§ **INSTRUCTIONS FOR THE TASK**:
Note how many lines contain "ثنائي" and give that number, with nothing else.

[Stored data]
========

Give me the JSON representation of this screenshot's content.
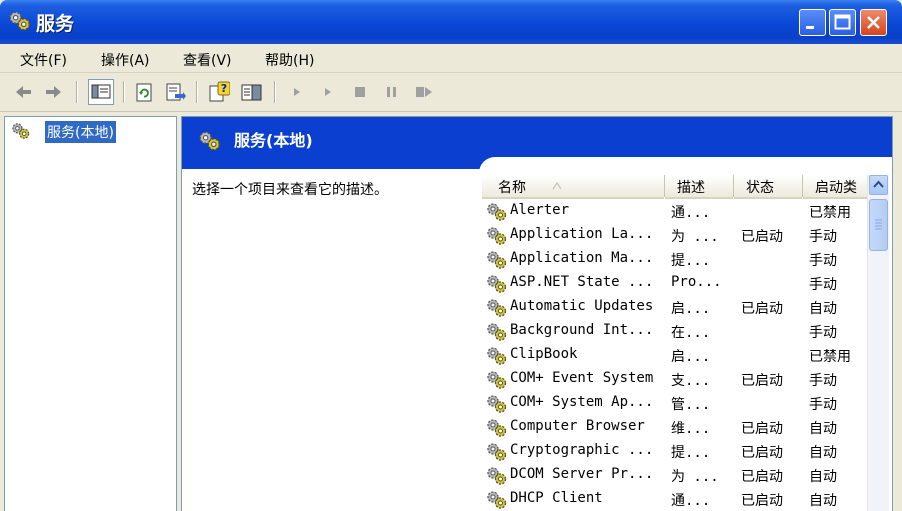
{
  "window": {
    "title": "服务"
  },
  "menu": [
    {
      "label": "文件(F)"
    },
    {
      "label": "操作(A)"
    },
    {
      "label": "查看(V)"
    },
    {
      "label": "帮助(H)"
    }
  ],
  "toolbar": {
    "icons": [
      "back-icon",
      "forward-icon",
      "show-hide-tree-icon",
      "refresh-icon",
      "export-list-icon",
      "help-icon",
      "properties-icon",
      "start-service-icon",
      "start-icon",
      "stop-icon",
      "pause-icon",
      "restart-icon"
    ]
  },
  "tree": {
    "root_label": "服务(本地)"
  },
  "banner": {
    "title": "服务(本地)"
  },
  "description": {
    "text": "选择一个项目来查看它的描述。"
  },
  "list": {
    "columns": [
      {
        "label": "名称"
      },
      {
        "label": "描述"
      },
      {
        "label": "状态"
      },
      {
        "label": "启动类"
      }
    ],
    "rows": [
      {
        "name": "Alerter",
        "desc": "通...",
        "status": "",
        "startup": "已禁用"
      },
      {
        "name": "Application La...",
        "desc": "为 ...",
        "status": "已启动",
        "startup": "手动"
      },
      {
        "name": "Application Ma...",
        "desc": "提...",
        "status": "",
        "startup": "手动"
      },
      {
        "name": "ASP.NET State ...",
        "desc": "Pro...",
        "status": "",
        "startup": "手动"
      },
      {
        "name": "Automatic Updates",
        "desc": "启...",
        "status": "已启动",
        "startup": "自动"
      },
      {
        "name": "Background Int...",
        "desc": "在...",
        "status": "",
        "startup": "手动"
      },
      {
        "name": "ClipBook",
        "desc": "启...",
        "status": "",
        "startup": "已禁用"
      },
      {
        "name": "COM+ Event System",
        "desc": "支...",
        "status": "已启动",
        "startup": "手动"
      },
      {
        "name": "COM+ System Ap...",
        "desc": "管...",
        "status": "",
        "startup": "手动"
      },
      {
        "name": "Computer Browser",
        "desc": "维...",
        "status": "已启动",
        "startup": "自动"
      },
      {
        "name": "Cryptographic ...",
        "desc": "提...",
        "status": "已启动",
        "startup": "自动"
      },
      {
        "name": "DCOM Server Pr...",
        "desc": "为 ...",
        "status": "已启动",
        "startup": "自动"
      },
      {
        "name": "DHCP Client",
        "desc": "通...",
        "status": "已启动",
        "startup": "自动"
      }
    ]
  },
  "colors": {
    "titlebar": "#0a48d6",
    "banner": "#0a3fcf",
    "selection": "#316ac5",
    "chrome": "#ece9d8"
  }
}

========

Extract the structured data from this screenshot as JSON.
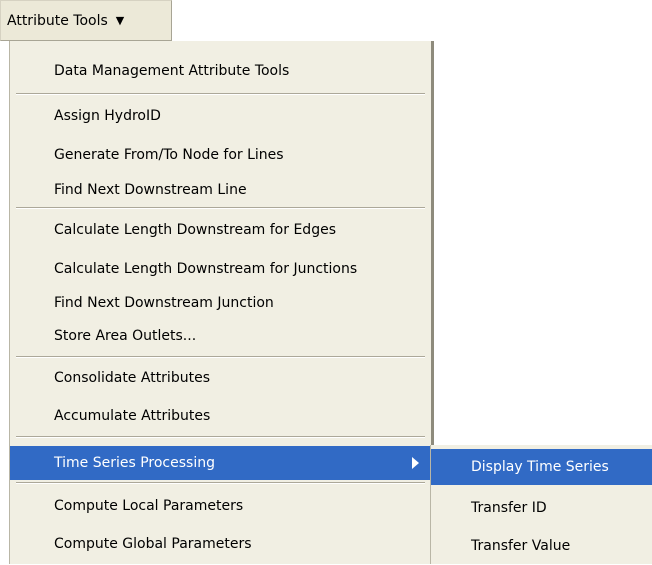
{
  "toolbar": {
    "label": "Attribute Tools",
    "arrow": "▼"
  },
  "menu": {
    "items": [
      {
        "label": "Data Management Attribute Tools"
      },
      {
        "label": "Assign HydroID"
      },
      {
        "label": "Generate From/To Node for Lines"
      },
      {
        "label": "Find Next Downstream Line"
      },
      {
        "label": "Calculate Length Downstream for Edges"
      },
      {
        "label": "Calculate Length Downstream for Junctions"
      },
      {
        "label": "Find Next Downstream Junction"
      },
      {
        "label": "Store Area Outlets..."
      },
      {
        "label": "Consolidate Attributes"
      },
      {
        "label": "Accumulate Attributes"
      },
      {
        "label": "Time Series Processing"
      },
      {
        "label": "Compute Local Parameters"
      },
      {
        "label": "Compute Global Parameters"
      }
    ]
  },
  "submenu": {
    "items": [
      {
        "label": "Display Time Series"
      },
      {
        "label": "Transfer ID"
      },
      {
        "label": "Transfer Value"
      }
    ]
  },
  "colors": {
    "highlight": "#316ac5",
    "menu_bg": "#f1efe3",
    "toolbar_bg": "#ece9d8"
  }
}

========

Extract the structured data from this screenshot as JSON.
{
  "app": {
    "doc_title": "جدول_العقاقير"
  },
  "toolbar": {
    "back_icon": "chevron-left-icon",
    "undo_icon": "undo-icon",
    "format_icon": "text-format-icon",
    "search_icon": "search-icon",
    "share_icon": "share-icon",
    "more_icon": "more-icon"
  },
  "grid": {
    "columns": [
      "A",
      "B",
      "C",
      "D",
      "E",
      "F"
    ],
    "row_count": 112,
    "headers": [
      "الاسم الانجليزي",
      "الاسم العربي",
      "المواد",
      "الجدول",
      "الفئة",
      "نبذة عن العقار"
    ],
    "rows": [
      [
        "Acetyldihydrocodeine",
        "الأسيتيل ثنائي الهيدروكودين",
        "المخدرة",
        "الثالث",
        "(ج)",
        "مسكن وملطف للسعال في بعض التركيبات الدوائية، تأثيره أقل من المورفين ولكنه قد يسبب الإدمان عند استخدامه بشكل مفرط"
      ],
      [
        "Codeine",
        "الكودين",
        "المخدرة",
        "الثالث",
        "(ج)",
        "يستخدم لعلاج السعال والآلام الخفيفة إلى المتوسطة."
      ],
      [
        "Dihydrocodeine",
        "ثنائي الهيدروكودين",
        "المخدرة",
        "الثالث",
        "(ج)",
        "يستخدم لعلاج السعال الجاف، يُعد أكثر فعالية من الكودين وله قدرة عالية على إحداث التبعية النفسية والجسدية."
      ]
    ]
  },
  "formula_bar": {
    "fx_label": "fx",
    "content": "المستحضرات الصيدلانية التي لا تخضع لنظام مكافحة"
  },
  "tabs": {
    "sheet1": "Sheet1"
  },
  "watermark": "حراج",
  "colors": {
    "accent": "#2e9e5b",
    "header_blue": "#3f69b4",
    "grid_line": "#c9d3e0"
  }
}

========

§ **ANSWER IN FULL**:
2